**What the task requires:**
Exact repetition is required: output every record in full.

━━ Exercise material ━━

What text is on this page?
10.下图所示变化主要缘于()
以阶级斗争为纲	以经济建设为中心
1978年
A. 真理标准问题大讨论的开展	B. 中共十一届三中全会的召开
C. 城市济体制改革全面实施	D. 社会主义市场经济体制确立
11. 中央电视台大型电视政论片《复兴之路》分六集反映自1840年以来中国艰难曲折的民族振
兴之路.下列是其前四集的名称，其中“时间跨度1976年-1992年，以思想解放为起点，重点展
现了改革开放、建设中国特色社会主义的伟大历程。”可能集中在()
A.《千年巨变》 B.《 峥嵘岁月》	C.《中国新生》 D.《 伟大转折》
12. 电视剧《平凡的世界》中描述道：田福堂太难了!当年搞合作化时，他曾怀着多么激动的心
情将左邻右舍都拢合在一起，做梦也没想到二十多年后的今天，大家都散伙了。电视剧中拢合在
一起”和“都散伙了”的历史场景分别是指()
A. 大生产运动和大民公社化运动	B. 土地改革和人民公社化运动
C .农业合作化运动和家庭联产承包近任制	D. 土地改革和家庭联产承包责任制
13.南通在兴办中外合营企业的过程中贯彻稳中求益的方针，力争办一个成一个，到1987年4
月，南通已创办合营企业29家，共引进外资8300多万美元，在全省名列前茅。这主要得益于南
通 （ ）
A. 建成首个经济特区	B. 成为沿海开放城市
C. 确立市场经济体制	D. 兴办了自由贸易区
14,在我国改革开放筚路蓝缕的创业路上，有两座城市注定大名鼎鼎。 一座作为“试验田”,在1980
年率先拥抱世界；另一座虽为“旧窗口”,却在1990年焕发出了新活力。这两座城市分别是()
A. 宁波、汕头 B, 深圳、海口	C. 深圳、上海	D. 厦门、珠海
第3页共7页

━━━

**Output for this task:**
What text is on this page?
10.下图所示变化主要缘于()
以阶级斗争为纲	以经济建设为中心
1978年
A. 真理标准问题大讨论的开展	B. 中共十一届三中全会的召开
C. 城市济体制改革全面实施	D. 社会主义市场经济体制确立
11. 中央电视台大型电视政论片《复兴之路》分六集反映自1840年以来中国艰难曲折的民族振
兴之路.下列是其前四集的名称，其中“时间跨度1976年-1992年，以思想解放为起点，重点展
现了改革开放、建设中国特色社会主义的伟大历程。”可能集中在()
A.《千年巨变》 B.《 峥嵘岁月》	C.《中国新生》 D.《 伟大转折》
12. 电视剧《平凡的世界》中描述道：田福堂太难了!当年搞合作化时，他曾怀着多么激动的心
情将左邻右舍都拢合在一起，做梦也没想到二十多年后的今天，大家都散伙了。电视剧中拢合在
一起”和“都散伙了”的历史场景分别是指()
A. 大生产运动和大民公社化运动	B. 土地改革和人民公社化运动
C .农业合作化运动和家庭联产承包近任制	D. 土地改革和家庭联产承包责任制
13.南通在兴办中外合营企业的过程中贯彻稳中求益的方针，力争办一个成一个，到1987年4
月，南通已创办合营企业29家，共引进外资8300多万美元，在全省名列前茅。这主要得益于南
通 （ ）
A. 建成首个经济特区	B. 成为沿海开放城市
C. 确立市场经济体制	D. 兴办了自由贸易区
14,在我国改革开放筚路蓝缕的创业路上，有两座城市注定大名鼎鼎。 一座作为“试验田”,在1980
年率先拥抱世界；另一座虽为“旧窗口”,却在1990年焕发出了新活力。这两座城市分别是()
A. 宁波、汕头 B, 深圳、海口	C. 深圳、上海	D. 厦门、珠海
第3页共7页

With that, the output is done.